*** RECORD SET ***

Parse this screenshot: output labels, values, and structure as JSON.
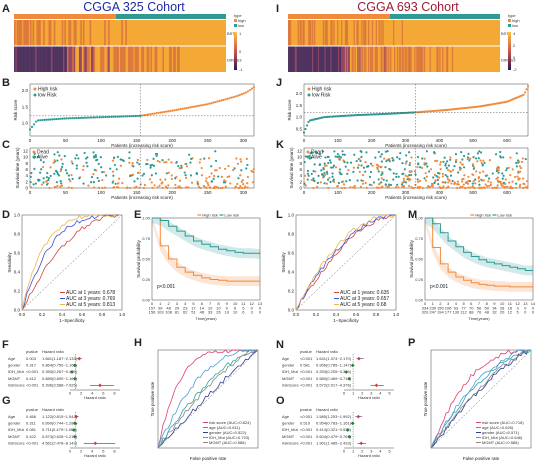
{
  "colors": {
    "high": "#f08a3c",
    "low": "#2f9a94",
    "heat_high": "#f4a836",
    "heat_low": "#2a1a57",
    "cohort_left": "#1f2aa3",
    "cohort_right": "#9c1b34"
  },
  "chart_data": [
    {
      "id": "A",
      "type": "heatmap",
      "cohort": "CGGA 325 Cohort",
      "rows": [
        "BST2",
        "DIRAS3"
      ],
      "legend_title": "type",
      "legend_items": [
        "high",
        "low"
      ],
      "scale_ticks": [
        "1",
        "0",
        "-1"
      ],
      "split_fraction": 0.48,
      "row_means": [
        0.55,
        0.35
      ]
    },
    {
      "id": "B",
      "type": "scatter",
      "xlabel": "Patients (increasing risk score)",
      "ylabel": "Risk score",
      "legend": [
        "High risk",
        "low Risk"
      ],
      "cutoff": 155,
      "ylim": [
        0.6,
        2.2
      ],
      "yticks": [
        "1.0",
        "1.5",
        "2.0"
      ],
      "xticks": [
        "0",
        "50",
        "100",
        "150",
        "200",
        "250",
        "300"
      ],
      "curve": [
        [
          0,
          0.8
        ],
        [
          10,
          1.08
        ],
        [
          50,
          1.14
        ],
        [
          100,
          1.18
        ],
        [
          155,
          1.22
        ],
        [
          200,
          1.38
        ],
        [
          250,
          1.58
        ],
        [
          290,
          1.82
        ],
        [
          305,
          1.95
        ],
        [
          315,
          2.1
        ]
      ]
    },
    {
      "id": "C",
      "type": "scatter",
      "xlabel": "Patients (increasing risk score)",
      "ylabel": "Survival time (years)",
      "legend": [
        "Dead",
        "Alive"
      ],
      "cutoff": 155,
      "ylim": [
        0,
        13
      ],
      "yticks": [
        "0",
        "2",
        "4",
        "6",
        "8",
        "10",
        "12"
      ],
      "xticks": [
        "0",
        "50",
        "100",
        "150",
        "200",
        "250",
        "300"
      ]
    },
    {
      "id": "D",
      "type": "line",
      "xlabel": "1−Specificity",
      "ylabel": "Sensitivity",
      "ticks": [
        "0.0",
        "0.2",
        "0.4",
        "0.6",
        "0.8",
        "1.0"
      ],
      "series": [
        {
          "name": "AUC at 1 years: 0.678",
          "color": "#d94040",
          "auc": 0.678
        },
        {
          "name": "AUC at 3 years: 0.769",
          "color": "#3f4fd6",
          "auc": 0.769
        },
        {
          "name": "AUC at 5 years: 0.813",
          "color": "#e8b84a",
          "auc": 0.813
        }
      ]
    },
    {
      "id": "E",
      "type": "line",
      "xlabel": "Time(years)",
      "ylabel": "Survival probability",
      "pvalue": "p<0.001",
      "legend": [
        "High risk",
        "Low risk"
      ],
      "time": [
        0,
        1,
        2,
        3,
        4,
        5,
        6,
        7,
        8,
        9,
        10,
        11,
        12,
        13
      ],
      "series": [
        {
          "name": "High risk",
          "color": "#f08a3c",
          "values": [
            1.0,
            0.66,
            0.5,
            0.4,
            0.34,
            0.3,
            0.27,
            0.25,
            0.24,
            0.23,
            0.23,
            0.23,
            0.23,
            0.23
          ]
        },
        {
          "name": "Low risk",
          "color": "#2f9a94",
          "values": [
            1.0,
            0.97,
            0.9,
            0.84,
            0.78,
            0.72,
            0.68,
            0.65,
            0.62,
            0.6,
            0.58,
            0.57,
            0.57,
            0.56
          ]
        }
      ],
      "risk_table": [
        [
          "157",
          "99",
          "48",
          "29",
          "23",
          "17",
          "14",
          "10",
          "10",
          "9",
          "6",
          "5",
          "0",
          "0"
        ],
        [
          "156",
          "103",
          "108",
          "81",
          "62",
          "51",
          "46",
          "33",
          "26",
          "19",
          "10",
          "6",
          "3",
          "0"
        ]
      ]
    },
    {
      "id": "F",
      "type": "table",
      "xlabel": "Hazard ratio",
      "headers": [
        "pvalue",
        "Hazard ratio"
      ],
      "rows": [
        {
          "name": "Age",
          "p": "0.003",
          "hr": "1.661(1.187~2.133)",
          "v": 1.66,
          "lo": 1.19,
          "hi": 2.13
        },
        {
          "name": "gender",
          "p": "0.317",
          "hr": "0.864(0.750~1.163)",
          "v": 0.86,
          "lo": 0.75,
          "hi": 1.16
        },
        {
          "name": "IDH_Mut",
          "p": "<0.001",
          "hr": "0.350(0.267~0.459)",
          "v": 0.35,
          "lo": 0.27,
          "hi": 0.46
        },
        {
          "name": "MGMT",
          "p": "0.412",
          "hr": "0.889(0.690~1.166)",
          "v": 0.89,
          "lo": 0.69,
          "hi": 1.17
        },
        {
          "name": "riskScore",
          "p": "<0.001",
          "hr": "5.396(3.588~7.925)",
          "v": 5.4,
          "lo": 3.59,
          "hi": 7.93
        }
      ],
      "xticks": [
        "0",
        "2",
        "4",
        "6",
        "8"
      ],
      "xmax": 9
    },
    {
      "id": "G",
      "type": "table",
      "xlabel": "Hazard ratio",
      "headers": [
        "pvalue",
        "Hazard ratio"
      ],
      "rows": [
        {
          "name": "Age",
          "p": "0.466",
          "hr": "1.122(0.815~1.543)",
          "v": 1.12,
          "lo": 0.82,
          "hi": 1.54
        },
        {
          "name": "gender",
          "p": "0.311",
          "hr": "0.890(0.744~1.285)",
          "v": 0.89,
          "lo": 0.74,
          "hi": 1.29
        },
        {
          "name": "IDH_Mut",
          "p": "0.081",
          "hr": "0.711(0.479~1.061)",
          "v": 0.71,
          "lo": 0.48,
          "hi": 1.06
        },
        {
          "name": "MGMT",
          "p": "0.422",
          "hr": "0.873(0.628~1.215)",
          "v": 0.87,
          "lo": 0.63,
          "hi": 1.22
        },
        {
          "name": "riskScore",
          "p": "<0.001",
          "hr": "4.561(2.478~8.142)",
          "v": 4.56,
          "lo": 2.48,
          "hi": 8.14
        }
      ],
      "xticks": [
        "0",
        "2",
        "4",
        "6",
        "8"
      ],
      "xmax": 9
    },
    {
      "id": "H",
      "type": "line",
      "xlabel": "False positive rate",
      "ylabel": "True positive rate",
      "series": [
        {
          "name": "risk score (AUC=0.824)",
          "color": "#e04070",
          "auc": 0.824
        },
        {
          "name": "age (AUC=0.611)",
          "color": "#2aa7a0",
          "auc": 0.611
        },
        {
          "name": "gender (AUC=0.522)",
          "color": "#2c3e8f",
          "auc": 0.522
        },
        {
          "name": "IDH_Mut (AUC=0.703)",
          "color": "#4e9dd4",
          "auc": 0.703
        },
        {
          "name": "MGMT (AUC=0.586)",
          "color": "#8a8a8a",
          "auc": 0.586
        }
      ]
    },
    {
      "id": "I",
      "type": "heatmap",
      "cohort": "CGGA 693 Cohort",
      "rows": [
        "BST2",
        "DIRAS3"
      ],
      "legend_title": "type",
      "legend_items": [
        "high",
        "low"
      ],
      "scale_ticks": [
        "4",
        "2",
        "0",
        "-2"
      ],
      "split_fraction": 0.48,
      "row_means": [
        0.55,
        0.4
      ]
    },
    {
      "id": "J",
      "type": "scatter",
      "xlabel": "Patients (increasing risk score)",
      "ylabel": "Risk score",
      "legend": [
        "High risk",
        "low Risk"
      ],
      "cutoff": 330,
      "ylim": [
        0.2,
        2.4
      ],
      "yticks": [
        "0.5",
        "1.0",
        "1.5",
        "2.0"
      ],
      "xticks": [
        "0",
        "100",
        "200",
        "300",
        "400",
        "500",
        "600"
      ],
      "curve": [
        [
          0,
          0.35
        ],
        [
          15,
          0.85
        ],
        [
          60,
          1.0
        ],
        [
          150,
          1.08
        ],
        [
          250,
          1.14
        ],
        [
          330,
          1.2
        ],
        [
          420,
          1.3
        ],
        [
          520,
          1.45
        ],
        [
          600,
          1.65
        ],
        [
          650,
          1.95
        ],
        [
          662,
          2.3
        ]
      ]
    },
    {
      "id": "K",
      "type": "scatter",
      "xlabel": "Patients (increasing risk score)",
      "ylabel": "Survival time (years)",
      "legend": [
        "Dead",
        "Alive"
      ],
      "cutoff": 330,
      "ylim": [
        0,
        13
      ],
      "yticks": [
        "0",
        "2",
        "4",
        "6",
        "8",
        "10",
        "12"
      ],
      "xticks": [
        "0",
        "100",
        "200",
        "300",
        "400",
        "500",
        "600"
      ]
    },
    {
      "id": "L",
      "type": "line",
      "xlabel": "1−Specificity",
      "ylabel": "Sensitivity",
      "ticks": [
        "0.0",
        "0.2",
        "0.4",
        "0.6",
        "0.8",
        "1.0"
      ],
      "series": [
        {
          "name": "AUC at 1 years: 0.635",
          "color": "#d94040",
          "auc": 0.635
        },
        {
          "name": "AUC at 3 years: 0.657",
          "color": "#3f4fd6",
          "auc": 0.657
        },
        {
          "name": "AUC at 5 years: 0.68",
          "color": "#e8b84a",
          "auc": 0.68
        }
      ]
    },
    {
      "id": "M",
      "type": "line",
      "xlabel": "Time(years)",
      "ylabel": "Survival probability",
      "pvalue": "p<0.001",
      "legend": [
        "High risk",
        "Low risk"
      ],
      "time": [
        0,
        1,
        2,
        3,
        4,
        5,
        6,
        7,
        8,
        9,
        10,
        11,
        12,
        13,
        14
      ],
      "series": [
        {
          "name": "High risk",
          "color": "#f08a3c",
          "values": [
            1.0,
            0.64,
            0.44,
            0.34,
            0.28,
            0.24,
            0.21,
            0.19,
            0.18,
            0.17,
            0.17,
            0.16,
            0.16,
            0.16,
            0.16
          ]
        },
        {
          "name": "Low risk",
          "color": "#2f9a94",
          "values": [
            1.0,
            0.93,
            0.82,
            0.72,
            0.65,
            0.58,
            0.53,
            0.49,
            0.46,
            0.44,
            0.42,
            0.4,
            0.38,
            0.36,
            0.36
          ]
        }
      ],
      "risk_table": [
        [
          "334",
          "239",
          "150",
          "106",
          "93",
          "77",
          "70",
          "56",
          "50",
          "34",
          "28",
          "16",
          "3",
          "0",
          "0"
        ],
        [
          "329",
          "247",
          "194",
          "177",
          "130",
          "112",
          "88",
          "76",
          "48",
          "32",
          "20",
          "12",
          "5",
          "0",
          "0"
        ]
      ]
    },
    {
      "id": "N",
      "type": "table",
      "xlabel": "Hazard ratio",
      "headers": [
        "pvalue",
        "Hazard ratio"
      ],
      "rows": [
        {
          "name": "Age",
          "p": "<0.001",
          "hr": "1.641(1.374~2.170)",
          "v": 1.64,
          "lo": 1.37,
          "hi": 2.17
        },
        {
          "name": "gender",
          "p": "0.581",
          "hr": "0.956(0.785~1.147)",
          "v": 0.96,
          "lo": 0.79,
          "hi": 1.15
        },
        {
          "name": "IDH_Mut",
          "p": "<0.001",
          "hr": "0.253(0.205~0.314)",
          "v": 0.25,
          "lo": 0.21,
          "hi": 0.31
        },
        {
          "name": "MGMT",
          "p": "<0.001",
          "hr": "0.580(0.469~0.718)",
          "v": 0.58,
          "lo": 0.47,
          "hi": 0.72
        },
        {
          "name": "riskScore",
          "p": "<0.001",
          "hr": "3.572(2.917~4.376)",
          "v": 3.57,
          "lo": 2.92,
          "hi": 4.38
        }
      ],
      "xticks": [
        "0",
        "1",
        "2",
        "3",
        "4",
        "5"
      ],
      "xmax": 5.5
    },
    {
      "id": "O",
      "type": "table",
      "xlabel": "Hazard ratio",
      "headers": [
        "pvalue",
        "Hazard ratio"
      ],
      "rows": [
        {
          "name": "Age",
          "p": "<0.001",
          "hr": "1.580(1.253~1.992)",
          "v": 1.58,
          "lo": 1.25,
          "hi": 1.99
        },
        {
          "name": "gender",
          "p": "0.519",
          "hr": "0.954(0.783~1.161)",
          "v": 0.95,
          "lo": 0.78,
          "hi": 1.16
        },
        {
          "name": "IDH_Mut",
          "p": "<0.001",
          "hr": "0.414(0.321~0.534)",
          "v": 0.41,
          "lo": 0.32,
          "hi": 0.53
        },
        {
          "name": "MGMT",
          "p": "<0.001",
          "hr": "0.604(0.479~0.761)",
          "v": 0.6,
          "lo": 0.48,
          "hi": 0.76
        },
        {
          "name": "riskScore",
          "p": "<0.001",
          "hr": "1.901(1.485~2.433)",
          "v": 1.9,
          "lo": 1.49,
          "hi": 2.43
        }
      ],
      "xticks": [
        "0",
        "1",
        "2",
        "3",
        "4",
        "5"
      ],
      "xmax": 5.5
    },
    {
      "id": "P",
      "type": "line",
      "xlabel": "False positive rate",
      "ylabel": "True positive rate",
      "series": [
        {
          "name": "risk score (AUC=0.718)",
          "color": "#e04070",
          "auc": 0.718
        },
        {
          "name": "age (AUC=0.626)",
          "color": "#2aa7a0",
          "auc": 0.626
        },
        {
          "name": "gender (AUC=0.571)",
          "color": "#2c3e8f",
          "auc": 0.571
        },
        {
          "name": "IDH_Mut (AUC=0.646)",
          "color": "#4e9dd4",
          "auc": 0.646
        },
        {
          "name": "MGMT (AUC=0.586)",
          "color": "#8a8a8a",
          "auc": 0.586
        }
      ]
    }
  ]
}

*** End of RECORD SET ***

= TASK BRIEF =
Whenever the word "years" shows up in a line above, copy that line.

= ANSWER TO THIS EXERCISE =
      "ylabel": "Survival time (years)",
          "name": "AUC at 1 years: 0.678",
          "name": "AUC at 3 years: 0.769",
          "name": "AUC at 5 years: 0.813",
      "xlabel": "Time(years)",
      "ylabel": "Survival time (years)",
          "name": "AUC at 1 years: 0.635",
          "name": "AUC at 3 years: 0.657",
          "name": "AUC at 5 years: 0.68",
      "xlabel": "Time(years)",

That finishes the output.